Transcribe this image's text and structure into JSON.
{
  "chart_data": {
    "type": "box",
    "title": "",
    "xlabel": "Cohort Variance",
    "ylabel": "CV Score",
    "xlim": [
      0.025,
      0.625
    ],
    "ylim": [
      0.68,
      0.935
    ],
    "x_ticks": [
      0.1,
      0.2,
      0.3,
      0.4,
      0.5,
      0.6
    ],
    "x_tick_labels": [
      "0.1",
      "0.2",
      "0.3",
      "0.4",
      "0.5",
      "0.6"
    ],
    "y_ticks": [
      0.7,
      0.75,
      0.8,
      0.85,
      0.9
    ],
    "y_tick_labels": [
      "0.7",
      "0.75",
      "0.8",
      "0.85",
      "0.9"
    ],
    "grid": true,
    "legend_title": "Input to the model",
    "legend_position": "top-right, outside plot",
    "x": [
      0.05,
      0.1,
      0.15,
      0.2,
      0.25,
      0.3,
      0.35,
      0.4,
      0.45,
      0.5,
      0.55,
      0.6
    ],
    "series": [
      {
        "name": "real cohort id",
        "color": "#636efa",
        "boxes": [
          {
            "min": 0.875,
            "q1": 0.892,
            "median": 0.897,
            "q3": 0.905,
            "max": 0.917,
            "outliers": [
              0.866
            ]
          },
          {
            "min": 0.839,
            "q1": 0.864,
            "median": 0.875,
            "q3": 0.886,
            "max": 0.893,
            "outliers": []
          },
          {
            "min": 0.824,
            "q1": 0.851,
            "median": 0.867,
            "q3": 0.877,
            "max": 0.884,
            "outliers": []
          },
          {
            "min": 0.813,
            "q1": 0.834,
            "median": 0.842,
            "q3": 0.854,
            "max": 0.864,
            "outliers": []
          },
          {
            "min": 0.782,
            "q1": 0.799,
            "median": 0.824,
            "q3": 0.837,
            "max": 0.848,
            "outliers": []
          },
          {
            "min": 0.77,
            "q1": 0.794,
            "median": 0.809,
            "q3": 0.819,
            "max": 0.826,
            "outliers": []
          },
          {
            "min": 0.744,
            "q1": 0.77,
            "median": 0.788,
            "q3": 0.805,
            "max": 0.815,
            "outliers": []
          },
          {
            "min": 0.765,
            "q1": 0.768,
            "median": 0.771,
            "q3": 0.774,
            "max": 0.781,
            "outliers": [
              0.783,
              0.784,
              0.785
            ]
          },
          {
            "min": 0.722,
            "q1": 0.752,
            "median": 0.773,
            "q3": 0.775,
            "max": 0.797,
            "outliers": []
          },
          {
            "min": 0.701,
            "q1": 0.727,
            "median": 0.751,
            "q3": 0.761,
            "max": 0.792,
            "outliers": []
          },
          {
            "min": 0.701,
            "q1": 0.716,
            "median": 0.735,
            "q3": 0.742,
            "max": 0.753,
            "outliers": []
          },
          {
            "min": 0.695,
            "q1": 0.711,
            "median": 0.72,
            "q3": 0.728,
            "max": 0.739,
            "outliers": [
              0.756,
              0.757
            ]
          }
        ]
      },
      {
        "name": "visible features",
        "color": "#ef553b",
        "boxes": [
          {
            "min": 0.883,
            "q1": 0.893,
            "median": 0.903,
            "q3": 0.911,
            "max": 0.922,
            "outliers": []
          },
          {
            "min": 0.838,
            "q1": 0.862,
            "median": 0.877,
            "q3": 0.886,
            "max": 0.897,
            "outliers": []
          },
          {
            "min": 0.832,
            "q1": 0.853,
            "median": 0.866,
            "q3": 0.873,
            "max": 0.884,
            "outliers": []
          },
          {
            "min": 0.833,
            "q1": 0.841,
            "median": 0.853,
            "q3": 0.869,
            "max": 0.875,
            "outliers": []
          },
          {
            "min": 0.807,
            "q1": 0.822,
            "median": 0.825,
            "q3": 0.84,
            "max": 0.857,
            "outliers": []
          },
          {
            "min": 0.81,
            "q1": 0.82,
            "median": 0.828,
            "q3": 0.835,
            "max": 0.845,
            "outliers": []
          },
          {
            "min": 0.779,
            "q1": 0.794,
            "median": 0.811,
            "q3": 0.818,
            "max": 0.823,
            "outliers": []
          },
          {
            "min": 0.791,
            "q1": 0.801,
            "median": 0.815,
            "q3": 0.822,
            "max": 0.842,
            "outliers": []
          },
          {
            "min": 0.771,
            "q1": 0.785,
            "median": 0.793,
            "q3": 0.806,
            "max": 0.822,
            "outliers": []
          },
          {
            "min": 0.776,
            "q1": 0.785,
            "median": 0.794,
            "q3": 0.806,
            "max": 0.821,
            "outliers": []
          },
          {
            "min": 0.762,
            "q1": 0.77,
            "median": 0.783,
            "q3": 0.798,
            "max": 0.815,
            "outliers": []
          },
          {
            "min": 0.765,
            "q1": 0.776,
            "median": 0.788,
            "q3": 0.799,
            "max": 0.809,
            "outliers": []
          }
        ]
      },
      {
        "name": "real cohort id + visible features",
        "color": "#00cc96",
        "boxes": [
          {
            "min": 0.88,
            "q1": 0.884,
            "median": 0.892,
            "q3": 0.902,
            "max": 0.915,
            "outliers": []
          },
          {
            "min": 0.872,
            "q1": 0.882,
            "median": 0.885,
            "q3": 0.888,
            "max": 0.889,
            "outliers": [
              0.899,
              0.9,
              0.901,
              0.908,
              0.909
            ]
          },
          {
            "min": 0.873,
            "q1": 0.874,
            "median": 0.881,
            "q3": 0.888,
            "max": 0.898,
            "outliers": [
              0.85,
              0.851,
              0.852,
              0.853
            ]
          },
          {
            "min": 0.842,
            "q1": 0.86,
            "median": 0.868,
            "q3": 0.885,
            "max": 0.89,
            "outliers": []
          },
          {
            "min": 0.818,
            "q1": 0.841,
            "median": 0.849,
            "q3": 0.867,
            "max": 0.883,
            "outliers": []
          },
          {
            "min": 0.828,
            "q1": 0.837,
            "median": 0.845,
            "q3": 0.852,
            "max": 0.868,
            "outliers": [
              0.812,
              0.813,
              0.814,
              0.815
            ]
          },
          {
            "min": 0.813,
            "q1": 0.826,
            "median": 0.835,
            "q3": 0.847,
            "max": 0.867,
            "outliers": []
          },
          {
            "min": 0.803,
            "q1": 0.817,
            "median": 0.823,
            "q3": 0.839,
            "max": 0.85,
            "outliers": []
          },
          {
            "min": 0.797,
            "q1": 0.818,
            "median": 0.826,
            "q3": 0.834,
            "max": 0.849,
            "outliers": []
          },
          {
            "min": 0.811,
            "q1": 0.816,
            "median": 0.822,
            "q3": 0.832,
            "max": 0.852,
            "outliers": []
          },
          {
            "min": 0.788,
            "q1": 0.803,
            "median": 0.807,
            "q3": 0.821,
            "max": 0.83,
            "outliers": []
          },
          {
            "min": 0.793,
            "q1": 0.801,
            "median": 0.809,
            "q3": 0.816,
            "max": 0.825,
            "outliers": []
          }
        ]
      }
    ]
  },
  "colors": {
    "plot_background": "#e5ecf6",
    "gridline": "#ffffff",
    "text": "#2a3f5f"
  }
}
───
§ WHAT TO DO
Track down every line holding the string "visible" and copy it.

§ RESULT BELOW
        "name": "visible features",
        "name": "real cohort id + visible features",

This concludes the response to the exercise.